> [Written problem] Return all lines in the material below that contain "окружающей".

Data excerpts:

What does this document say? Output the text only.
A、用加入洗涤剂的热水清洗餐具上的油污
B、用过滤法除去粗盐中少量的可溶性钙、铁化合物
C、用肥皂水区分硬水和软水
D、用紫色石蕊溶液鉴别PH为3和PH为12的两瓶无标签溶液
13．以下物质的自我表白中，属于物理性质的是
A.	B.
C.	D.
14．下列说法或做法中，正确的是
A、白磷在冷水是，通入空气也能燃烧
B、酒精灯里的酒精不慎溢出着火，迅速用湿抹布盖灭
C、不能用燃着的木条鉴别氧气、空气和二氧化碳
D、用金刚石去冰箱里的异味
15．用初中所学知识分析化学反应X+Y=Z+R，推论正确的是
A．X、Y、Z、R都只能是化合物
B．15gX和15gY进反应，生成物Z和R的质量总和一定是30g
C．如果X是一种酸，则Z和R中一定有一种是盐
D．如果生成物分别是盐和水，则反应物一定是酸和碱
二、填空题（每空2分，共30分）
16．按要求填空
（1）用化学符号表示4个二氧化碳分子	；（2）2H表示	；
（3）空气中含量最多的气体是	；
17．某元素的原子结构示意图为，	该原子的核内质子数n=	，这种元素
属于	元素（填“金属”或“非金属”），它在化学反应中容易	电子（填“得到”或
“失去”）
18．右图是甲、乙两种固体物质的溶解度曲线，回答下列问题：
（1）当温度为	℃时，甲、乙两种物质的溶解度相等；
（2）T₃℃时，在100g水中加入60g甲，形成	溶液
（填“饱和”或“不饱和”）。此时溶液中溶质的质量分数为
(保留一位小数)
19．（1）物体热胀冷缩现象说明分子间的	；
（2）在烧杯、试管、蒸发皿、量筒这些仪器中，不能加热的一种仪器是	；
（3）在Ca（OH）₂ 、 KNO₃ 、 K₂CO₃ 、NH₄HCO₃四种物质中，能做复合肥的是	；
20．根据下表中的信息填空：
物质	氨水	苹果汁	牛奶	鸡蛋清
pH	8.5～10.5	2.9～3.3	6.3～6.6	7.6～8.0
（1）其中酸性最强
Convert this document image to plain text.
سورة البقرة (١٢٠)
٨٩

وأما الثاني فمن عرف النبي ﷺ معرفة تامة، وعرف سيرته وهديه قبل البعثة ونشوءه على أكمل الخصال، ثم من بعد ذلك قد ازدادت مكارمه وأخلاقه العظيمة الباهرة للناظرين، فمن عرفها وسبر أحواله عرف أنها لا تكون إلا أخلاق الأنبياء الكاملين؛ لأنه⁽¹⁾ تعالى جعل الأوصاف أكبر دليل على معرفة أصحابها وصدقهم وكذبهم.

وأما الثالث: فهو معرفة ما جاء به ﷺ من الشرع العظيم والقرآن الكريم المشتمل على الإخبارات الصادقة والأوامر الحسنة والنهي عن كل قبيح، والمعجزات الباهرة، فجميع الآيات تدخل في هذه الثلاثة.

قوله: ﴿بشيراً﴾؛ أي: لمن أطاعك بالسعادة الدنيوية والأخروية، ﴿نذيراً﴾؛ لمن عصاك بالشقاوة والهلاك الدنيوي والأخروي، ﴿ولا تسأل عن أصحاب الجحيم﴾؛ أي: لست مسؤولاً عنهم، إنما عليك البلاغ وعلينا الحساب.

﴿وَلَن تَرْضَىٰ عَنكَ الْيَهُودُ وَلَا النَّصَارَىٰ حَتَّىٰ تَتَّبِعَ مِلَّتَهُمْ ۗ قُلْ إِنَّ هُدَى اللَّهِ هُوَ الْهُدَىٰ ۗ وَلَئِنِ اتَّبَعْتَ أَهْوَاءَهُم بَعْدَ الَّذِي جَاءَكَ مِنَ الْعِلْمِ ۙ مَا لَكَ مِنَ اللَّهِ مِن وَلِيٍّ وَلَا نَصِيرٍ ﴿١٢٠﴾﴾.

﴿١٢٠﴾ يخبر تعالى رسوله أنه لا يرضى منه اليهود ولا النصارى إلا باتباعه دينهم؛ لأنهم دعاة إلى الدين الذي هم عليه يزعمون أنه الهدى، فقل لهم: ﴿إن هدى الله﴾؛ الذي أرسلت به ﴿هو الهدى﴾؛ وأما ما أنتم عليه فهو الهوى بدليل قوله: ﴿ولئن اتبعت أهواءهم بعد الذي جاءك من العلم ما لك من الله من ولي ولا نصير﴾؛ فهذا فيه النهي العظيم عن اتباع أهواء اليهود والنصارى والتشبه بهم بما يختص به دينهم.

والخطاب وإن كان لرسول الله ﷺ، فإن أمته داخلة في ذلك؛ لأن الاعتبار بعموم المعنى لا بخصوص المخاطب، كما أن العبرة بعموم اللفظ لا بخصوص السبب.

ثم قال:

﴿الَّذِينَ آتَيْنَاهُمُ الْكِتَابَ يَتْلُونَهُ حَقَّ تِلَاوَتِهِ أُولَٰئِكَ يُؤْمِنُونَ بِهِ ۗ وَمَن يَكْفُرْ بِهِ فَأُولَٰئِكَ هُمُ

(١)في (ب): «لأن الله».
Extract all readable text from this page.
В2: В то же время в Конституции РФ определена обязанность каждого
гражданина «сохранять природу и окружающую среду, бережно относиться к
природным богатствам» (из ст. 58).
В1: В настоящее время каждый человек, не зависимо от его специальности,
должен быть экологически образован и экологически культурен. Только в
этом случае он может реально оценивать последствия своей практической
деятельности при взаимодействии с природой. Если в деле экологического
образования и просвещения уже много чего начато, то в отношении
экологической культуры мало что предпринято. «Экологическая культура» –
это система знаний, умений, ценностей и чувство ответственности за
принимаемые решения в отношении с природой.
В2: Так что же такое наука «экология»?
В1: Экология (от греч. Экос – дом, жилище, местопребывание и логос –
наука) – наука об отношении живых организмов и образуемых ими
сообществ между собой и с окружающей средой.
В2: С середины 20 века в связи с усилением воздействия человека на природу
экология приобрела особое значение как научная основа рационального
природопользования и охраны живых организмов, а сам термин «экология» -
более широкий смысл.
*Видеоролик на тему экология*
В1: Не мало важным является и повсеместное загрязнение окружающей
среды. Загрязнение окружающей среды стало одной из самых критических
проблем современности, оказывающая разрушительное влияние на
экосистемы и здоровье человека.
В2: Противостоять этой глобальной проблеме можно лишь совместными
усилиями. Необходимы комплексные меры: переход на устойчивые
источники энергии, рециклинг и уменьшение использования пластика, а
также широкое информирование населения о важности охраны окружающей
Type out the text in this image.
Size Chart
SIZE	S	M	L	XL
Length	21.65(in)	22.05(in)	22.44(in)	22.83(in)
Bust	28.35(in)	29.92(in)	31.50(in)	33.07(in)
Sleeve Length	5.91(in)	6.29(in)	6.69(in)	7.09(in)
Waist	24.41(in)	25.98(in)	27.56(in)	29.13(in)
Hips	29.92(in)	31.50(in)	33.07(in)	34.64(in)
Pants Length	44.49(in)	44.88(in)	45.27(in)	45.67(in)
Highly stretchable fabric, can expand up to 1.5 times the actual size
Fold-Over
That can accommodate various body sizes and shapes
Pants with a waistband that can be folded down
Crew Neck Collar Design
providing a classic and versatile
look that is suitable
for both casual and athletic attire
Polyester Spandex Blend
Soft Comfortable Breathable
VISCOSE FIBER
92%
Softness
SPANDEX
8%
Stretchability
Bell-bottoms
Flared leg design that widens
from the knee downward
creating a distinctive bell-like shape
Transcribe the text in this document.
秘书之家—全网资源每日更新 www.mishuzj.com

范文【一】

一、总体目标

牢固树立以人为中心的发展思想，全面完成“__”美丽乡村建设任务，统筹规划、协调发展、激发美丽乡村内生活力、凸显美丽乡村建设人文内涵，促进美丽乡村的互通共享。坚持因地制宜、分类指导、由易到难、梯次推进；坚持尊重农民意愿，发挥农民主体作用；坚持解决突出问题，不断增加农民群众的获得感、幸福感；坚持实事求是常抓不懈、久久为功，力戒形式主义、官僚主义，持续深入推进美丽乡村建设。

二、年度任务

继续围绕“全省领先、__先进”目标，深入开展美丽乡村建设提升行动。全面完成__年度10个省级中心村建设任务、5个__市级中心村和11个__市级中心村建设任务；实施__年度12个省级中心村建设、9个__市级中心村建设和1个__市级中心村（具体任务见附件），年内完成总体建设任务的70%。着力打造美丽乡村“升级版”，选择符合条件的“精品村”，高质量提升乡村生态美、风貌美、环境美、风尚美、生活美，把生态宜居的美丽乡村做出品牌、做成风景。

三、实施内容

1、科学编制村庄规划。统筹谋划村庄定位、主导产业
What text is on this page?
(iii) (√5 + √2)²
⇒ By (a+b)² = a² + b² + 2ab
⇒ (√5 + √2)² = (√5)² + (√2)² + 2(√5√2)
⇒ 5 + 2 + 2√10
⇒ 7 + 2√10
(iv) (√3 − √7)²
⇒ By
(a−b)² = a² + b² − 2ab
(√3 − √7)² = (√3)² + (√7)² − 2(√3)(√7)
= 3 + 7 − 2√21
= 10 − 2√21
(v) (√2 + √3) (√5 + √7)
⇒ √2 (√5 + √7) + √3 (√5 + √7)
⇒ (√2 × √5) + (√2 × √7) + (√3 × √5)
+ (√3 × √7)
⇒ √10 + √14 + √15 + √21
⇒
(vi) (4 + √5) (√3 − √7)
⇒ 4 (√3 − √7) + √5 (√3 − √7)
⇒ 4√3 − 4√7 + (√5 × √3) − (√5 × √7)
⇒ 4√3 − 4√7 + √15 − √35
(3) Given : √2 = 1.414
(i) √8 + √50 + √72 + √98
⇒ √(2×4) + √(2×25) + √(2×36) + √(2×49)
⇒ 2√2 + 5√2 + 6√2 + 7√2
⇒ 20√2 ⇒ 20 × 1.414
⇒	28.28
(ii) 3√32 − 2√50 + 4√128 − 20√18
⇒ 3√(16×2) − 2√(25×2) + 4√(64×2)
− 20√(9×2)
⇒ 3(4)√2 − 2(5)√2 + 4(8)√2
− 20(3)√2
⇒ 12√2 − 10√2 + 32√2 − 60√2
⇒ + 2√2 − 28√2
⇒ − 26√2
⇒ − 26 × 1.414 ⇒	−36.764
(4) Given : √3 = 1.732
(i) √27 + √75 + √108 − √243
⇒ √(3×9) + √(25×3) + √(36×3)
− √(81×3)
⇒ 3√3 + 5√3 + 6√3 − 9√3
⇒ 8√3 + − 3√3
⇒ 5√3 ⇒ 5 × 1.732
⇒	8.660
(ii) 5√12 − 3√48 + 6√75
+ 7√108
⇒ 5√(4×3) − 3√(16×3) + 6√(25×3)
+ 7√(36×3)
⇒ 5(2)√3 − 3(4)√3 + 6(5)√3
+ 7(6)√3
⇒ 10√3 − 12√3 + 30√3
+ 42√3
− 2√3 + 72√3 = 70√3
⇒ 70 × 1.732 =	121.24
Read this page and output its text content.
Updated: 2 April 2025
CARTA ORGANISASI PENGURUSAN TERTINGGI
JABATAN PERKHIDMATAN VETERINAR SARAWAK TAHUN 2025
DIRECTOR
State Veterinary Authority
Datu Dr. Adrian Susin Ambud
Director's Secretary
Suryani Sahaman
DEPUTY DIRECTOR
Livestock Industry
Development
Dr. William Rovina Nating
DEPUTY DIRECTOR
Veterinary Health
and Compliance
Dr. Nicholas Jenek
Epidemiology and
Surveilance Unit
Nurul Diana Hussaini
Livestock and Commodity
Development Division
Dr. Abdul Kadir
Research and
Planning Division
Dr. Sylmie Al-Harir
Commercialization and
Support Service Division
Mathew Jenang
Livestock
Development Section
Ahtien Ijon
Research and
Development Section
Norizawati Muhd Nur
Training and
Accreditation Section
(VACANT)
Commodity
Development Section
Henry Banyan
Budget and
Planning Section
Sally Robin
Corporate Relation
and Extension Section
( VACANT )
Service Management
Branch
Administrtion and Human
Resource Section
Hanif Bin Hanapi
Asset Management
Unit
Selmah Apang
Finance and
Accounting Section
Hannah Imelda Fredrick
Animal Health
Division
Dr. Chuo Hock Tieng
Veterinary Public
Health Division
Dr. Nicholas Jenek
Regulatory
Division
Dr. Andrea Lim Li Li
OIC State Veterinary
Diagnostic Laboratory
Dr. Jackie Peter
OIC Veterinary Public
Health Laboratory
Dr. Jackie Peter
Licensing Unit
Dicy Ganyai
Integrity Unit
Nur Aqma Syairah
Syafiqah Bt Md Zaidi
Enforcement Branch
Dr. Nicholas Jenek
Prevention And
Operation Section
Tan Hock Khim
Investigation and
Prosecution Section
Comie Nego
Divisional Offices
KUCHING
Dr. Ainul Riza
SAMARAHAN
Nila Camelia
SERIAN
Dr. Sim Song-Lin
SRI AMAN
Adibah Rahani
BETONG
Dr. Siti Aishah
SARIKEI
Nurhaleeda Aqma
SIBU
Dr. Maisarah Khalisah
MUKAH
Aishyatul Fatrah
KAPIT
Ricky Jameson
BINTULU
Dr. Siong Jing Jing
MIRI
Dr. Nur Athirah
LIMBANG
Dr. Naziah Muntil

> [Output of the task]
сообществ между собой и с окружающей средой.
В1: Не мало важным является и повсеместное загрязнение окружающей
среды. Загрязнение окружающей среды стало одной из самых критических
также широкое информирование населения о важности охраны окружающей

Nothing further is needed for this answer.